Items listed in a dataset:
__________________________________________________
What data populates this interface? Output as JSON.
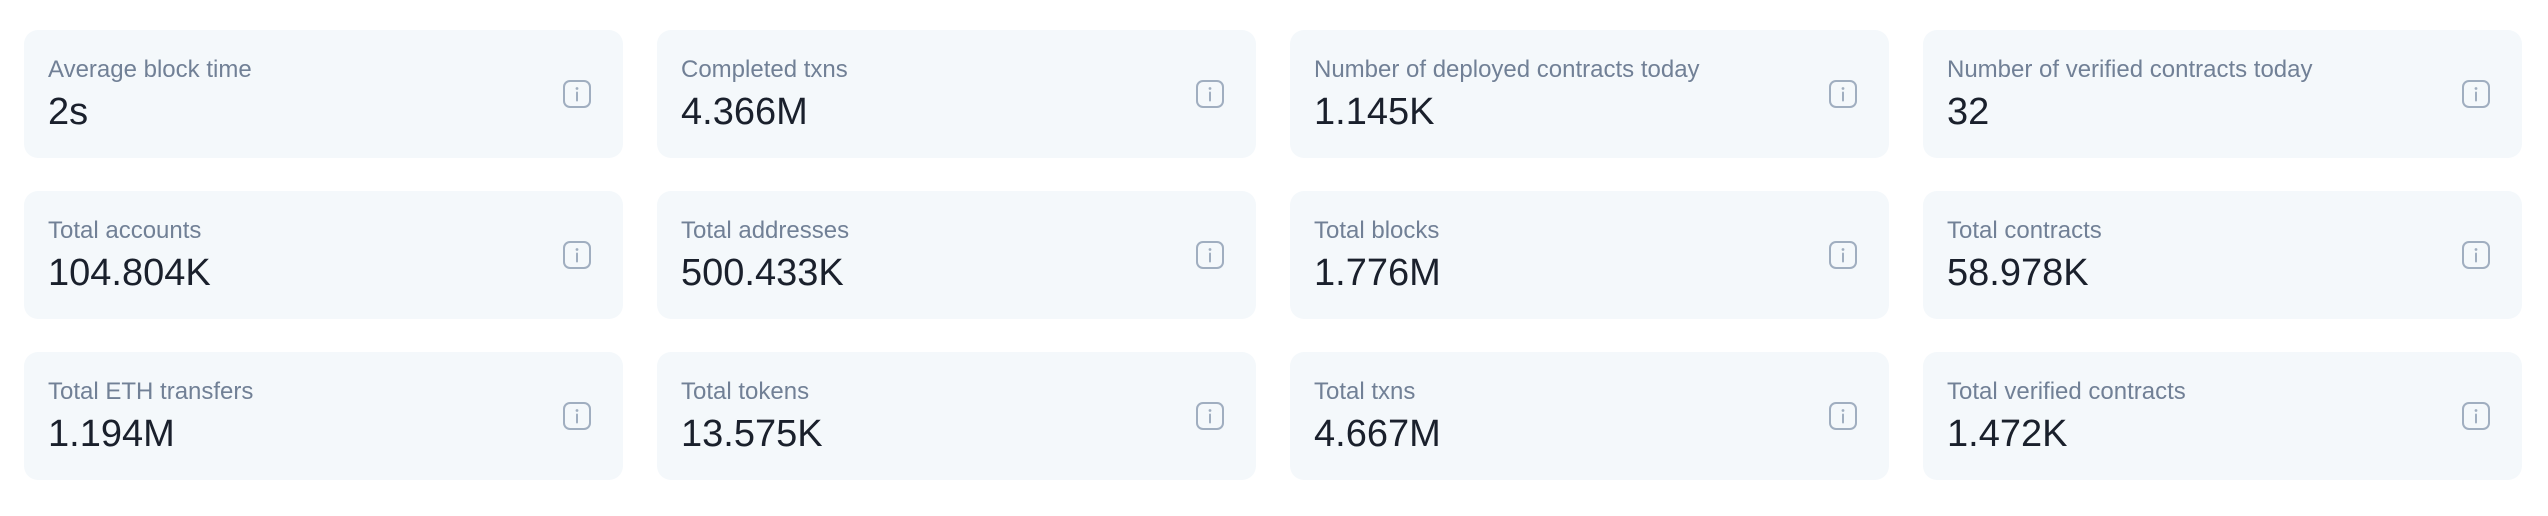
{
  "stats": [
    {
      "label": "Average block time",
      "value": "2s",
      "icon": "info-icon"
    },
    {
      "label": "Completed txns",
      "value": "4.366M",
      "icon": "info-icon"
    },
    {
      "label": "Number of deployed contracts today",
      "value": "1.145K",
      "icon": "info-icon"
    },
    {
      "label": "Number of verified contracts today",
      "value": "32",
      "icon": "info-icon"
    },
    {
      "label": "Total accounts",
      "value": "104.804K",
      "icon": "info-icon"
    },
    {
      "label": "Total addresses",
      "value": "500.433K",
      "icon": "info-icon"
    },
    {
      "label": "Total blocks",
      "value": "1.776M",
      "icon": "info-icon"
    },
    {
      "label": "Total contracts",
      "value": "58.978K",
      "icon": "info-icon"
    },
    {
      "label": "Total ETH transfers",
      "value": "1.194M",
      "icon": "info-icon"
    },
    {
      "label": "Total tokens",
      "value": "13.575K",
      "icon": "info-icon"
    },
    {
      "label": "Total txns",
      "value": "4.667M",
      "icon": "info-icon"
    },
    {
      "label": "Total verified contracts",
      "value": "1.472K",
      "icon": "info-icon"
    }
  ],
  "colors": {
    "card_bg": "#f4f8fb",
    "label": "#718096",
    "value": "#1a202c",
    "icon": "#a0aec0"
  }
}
__________________________________________________
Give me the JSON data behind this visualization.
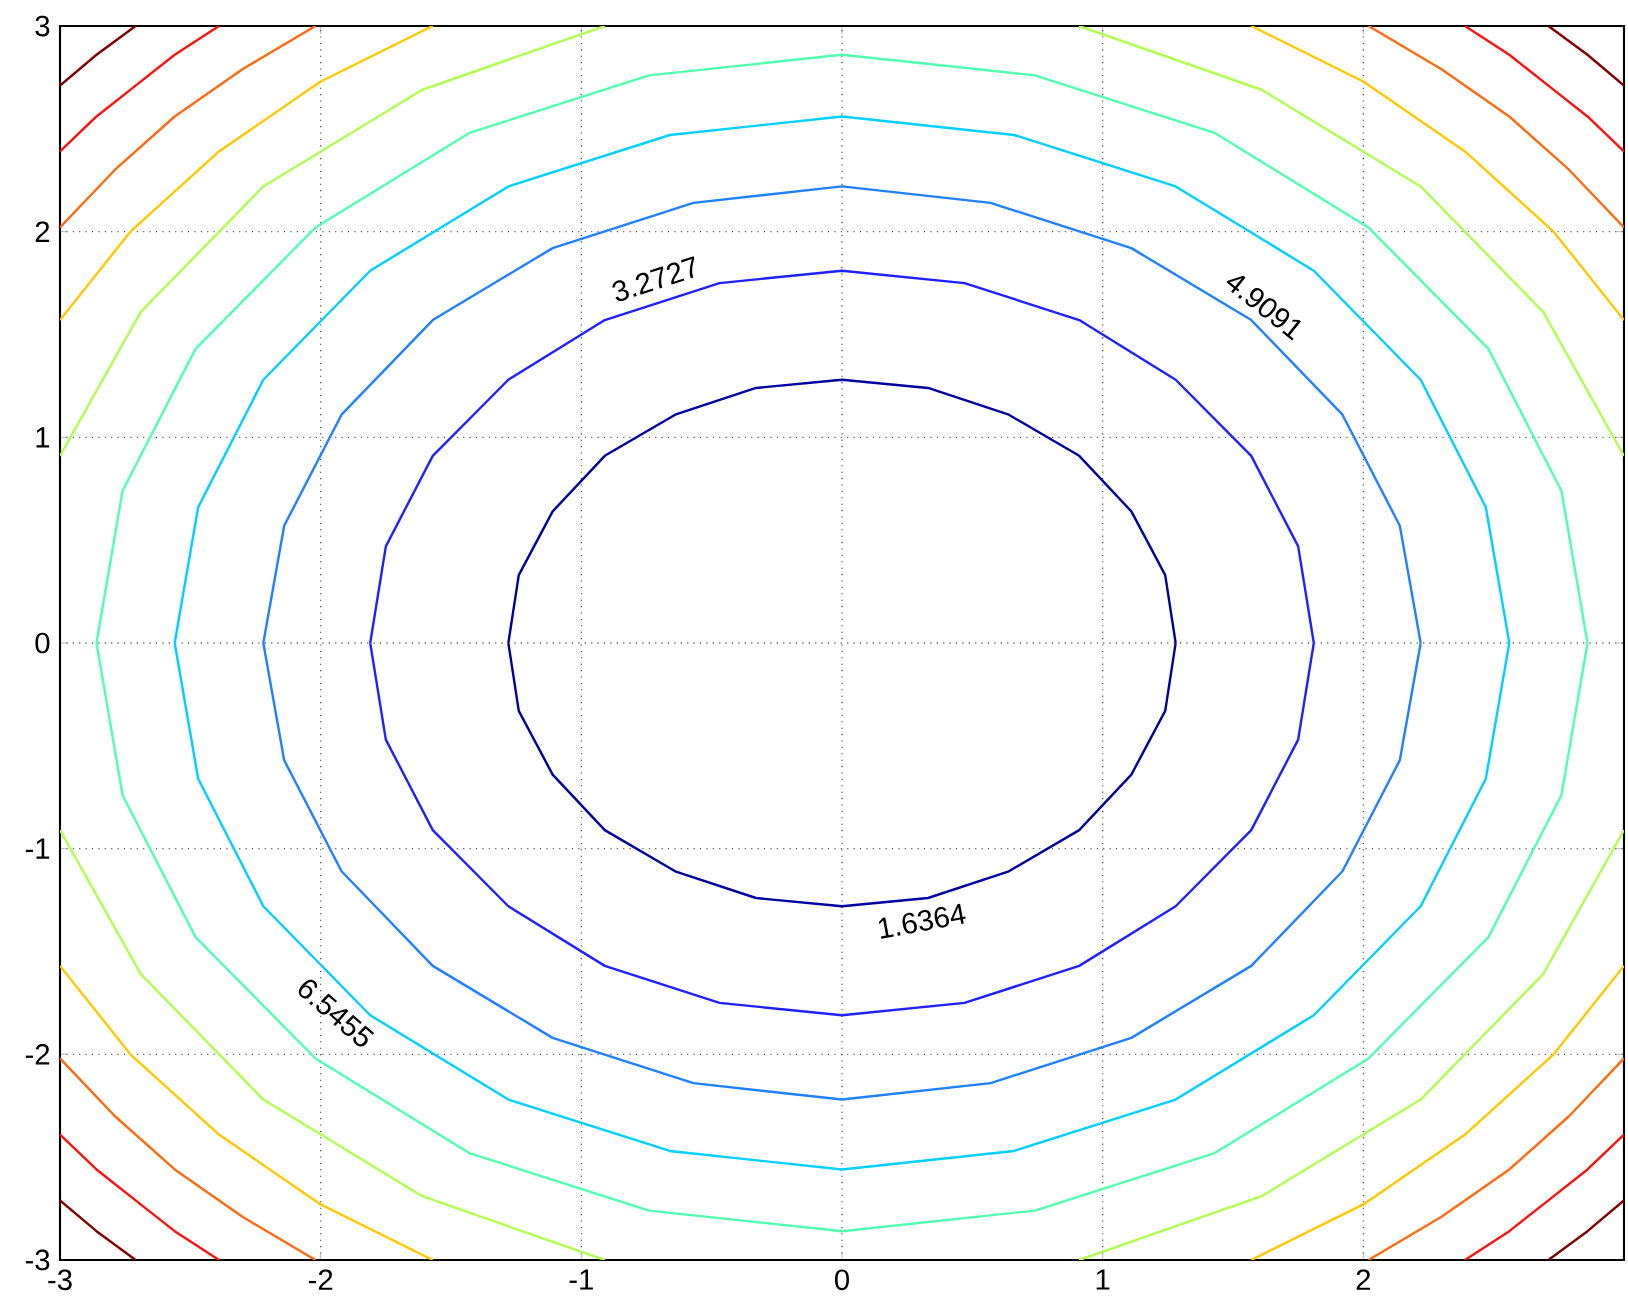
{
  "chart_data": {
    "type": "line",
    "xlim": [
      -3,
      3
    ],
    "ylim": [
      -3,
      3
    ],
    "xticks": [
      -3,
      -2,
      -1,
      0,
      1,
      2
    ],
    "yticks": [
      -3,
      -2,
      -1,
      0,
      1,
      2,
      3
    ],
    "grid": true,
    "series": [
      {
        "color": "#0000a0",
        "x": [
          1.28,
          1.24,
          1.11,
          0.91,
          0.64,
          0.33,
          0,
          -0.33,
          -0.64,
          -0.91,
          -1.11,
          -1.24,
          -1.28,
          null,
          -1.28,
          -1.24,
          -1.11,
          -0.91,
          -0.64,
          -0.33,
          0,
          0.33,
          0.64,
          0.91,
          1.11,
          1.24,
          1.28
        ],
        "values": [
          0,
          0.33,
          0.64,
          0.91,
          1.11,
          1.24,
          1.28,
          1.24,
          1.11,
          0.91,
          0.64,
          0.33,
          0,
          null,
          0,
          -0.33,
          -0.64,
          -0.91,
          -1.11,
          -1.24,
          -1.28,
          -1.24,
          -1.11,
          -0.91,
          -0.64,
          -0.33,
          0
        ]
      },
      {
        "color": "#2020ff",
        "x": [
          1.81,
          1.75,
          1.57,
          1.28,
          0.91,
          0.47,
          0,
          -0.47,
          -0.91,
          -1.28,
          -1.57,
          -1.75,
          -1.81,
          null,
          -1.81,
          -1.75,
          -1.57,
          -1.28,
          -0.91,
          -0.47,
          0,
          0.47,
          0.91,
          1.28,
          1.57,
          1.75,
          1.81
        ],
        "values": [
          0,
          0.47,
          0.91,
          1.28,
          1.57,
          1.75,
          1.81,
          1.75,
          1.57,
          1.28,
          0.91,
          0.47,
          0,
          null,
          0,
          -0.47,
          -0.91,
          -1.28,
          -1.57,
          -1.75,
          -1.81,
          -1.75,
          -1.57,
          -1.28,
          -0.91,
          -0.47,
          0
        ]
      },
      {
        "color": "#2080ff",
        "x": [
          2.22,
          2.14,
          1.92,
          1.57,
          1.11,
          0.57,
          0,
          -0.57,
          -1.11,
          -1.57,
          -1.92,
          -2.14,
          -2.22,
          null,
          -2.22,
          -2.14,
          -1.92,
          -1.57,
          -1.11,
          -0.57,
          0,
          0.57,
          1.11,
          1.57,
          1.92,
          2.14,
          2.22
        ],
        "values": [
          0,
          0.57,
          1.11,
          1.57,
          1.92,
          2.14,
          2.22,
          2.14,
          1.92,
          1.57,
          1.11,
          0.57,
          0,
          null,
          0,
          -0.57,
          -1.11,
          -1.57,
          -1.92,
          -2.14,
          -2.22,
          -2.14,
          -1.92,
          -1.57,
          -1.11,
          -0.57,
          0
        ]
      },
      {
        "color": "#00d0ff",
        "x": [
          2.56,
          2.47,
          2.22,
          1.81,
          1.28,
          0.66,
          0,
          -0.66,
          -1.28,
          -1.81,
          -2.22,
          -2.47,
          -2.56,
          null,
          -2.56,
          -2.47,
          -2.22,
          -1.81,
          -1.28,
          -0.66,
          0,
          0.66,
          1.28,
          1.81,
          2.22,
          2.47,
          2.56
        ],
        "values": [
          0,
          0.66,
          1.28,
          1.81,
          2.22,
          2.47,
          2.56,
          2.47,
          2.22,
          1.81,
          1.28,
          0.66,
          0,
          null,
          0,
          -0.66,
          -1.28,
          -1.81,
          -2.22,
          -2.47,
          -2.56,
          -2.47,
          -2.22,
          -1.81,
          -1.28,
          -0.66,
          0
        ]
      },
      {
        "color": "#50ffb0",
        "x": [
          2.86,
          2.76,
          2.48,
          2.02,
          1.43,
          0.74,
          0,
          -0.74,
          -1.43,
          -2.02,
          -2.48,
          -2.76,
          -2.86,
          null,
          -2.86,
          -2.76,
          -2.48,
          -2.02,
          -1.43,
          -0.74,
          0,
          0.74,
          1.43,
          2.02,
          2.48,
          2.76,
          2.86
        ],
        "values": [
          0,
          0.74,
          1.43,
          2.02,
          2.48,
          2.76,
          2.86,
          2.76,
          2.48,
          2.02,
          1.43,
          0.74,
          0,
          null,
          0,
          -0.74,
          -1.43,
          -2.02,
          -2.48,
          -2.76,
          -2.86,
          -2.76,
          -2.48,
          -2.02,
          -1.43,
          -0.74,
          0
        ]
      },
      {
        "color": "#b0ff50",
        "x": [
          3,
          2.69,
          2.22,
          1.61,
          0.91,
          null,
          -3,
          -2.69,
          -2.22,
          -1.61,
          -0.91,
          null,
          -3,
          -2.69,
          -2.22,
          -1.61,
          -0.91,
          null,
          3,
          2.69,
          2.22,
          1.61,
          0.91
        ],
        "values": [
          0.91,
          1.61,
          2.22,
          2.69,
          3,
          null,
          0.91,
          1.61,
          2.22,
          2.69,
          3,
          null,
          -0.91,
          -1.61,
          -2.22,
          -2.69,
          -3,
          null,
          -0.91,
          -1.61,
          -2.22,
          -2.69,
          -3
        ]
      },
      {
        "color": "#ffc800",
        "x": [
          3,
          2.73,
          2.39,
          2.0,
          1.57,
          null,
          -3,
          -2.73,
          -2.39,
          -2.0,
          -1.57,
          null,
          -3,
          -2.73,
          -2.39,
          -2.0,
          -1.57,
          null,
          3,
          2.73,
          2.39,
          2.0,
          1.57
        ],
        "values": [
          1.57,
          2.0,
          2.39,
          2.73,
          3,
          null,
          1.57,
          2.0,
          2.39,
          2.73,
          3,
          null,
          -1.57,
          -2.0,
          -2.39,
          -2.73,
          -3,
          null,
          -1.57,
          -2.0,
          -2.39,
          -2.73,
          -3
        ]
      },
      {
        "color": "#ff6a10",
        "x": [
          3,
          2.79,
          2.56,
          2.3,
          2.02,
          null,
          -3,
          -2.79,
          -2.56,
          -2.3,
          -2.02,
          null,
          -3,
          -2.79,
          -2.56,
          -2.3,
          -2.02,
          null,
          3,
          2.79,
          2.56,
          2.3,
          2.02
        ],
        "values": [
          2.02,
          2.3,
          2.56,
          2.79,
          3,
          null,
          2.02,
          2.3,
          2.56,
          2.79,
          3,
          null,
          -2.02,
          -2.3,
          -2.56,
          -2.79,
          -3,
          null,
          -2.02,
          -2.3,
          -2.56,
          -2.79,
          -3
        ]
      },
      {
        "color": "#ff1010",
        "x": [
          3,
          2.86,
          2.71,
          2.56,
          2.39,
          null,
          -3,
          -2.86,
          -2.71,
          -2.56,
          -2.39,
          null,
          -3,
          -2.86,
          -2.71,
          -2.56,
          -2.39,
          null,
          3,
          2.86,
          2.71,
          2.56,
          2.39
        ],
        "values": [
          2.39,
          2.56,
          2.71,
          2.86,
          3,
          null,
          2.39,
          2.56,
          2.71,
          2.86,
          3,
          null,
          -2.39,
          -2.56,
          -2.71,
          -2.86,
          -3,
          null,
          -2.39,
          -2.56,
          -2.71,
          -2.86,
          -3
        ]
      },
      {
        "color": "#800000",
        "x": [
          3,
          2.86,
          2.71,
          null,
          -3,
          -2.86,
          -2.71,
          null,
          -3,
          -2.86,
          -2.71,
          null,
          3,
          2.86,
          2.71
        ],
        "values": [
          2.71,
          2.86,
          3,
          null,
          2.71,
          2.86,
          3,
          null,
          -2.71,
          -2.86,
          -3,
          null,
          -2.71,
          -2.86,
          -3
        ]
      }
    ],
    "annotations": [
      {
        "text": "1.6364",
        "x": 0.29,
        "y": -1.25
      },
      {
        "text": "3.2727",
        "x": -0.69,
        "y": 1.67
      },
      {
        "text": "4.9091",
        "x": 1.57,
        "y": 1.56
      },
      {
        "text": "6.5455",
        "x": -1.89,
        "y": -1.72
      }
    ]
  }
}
__________________________________________________
-- Work to be completed --
Give only a number: how many lines of the data hold the string "txns"?

-- Response --
2